#### Things to do
A. In the passage on when to start CPP, by how much do benefits drop for each month they are taken early?
B. Write the next part of the passage on when to start CPP, picking up after its last line.

#### Selected excerpt
***
Deciding when to take the Canadian Pension Plan (CPP) is important to seniors seeking to maximize their retirement benefits.

Depending on your health, financial situation, and retirement plan, taking CPP at 60 may make the most sense. Or, you may be better off waiting until later to maximize your lifetime benefits.

This article covers the pros and cons of taking CPP at age 60, how much you can expect, and how to apply.

Should You Take CPP at Age 60, 65, or 70?

How much CPP you get depends on the age you start your pension, how much and for how long you contributed, and your average earnings.

In general, to get the maximum CPP, you must have contributed the maximum for at least 39/40 years between ages 18 and 65.

The Canadian government is clear on what happens when you take CPP at age 60, 65, or 70.

Age 60: CPP benefits decrease by 0.6% each month or 7.2% per year. This means that at age 65, you will have a permanent 36% decrease in benefits (assuming you start taking CPP at age 60).

Age 65: This is the standard retirement age in Canada, and you receive the full CPP pension you qualify for.
***
#### Provided material
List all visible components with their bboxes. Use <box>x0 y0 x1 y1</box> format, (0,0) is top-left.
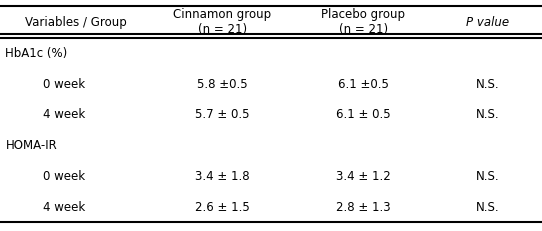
***
#### Outputs in order
A. 0.6% each month.

B.
Age 70: Delaying CPP past age 65 will result in a 0.7% increase each month or 8.4% per year. This means that at age 70, you will have a permanent benefit increase of 42% (assuming you wait until age 70 to start taking CPP).

To put this into perspective, the maximum monthly CPP benefit in 2024 is $1,364.60.

Based on the maximum CPP benefit, you could receive:

  • $873.34/month if you start collecting at age 60
  • $1,364.60 if you start collecting at age 65
  • $1,937.73 if you start taking CPP at age 70

You can estimate your CPP benefits using the CPP Statement of Contribution provided on your My Service Canada Account (MSCA).

So, is it better to delay CPP to get a larger benefit?

Not necessarily. I explain further below.

Pros of Taking CPP at 60

Here are some reasons why you may be better off taking CPP earlier.

1. Meet income needs: If you have retired (i.e. stopped working) and need an extra source of income to survive, the CPP is an easy one to tap into. You could also use your TFSA or RRSP to cover shortfalls in income, but if they aren’t an option or are not adequate, taking CPP benefits as early as age 60 can help increase cash flow.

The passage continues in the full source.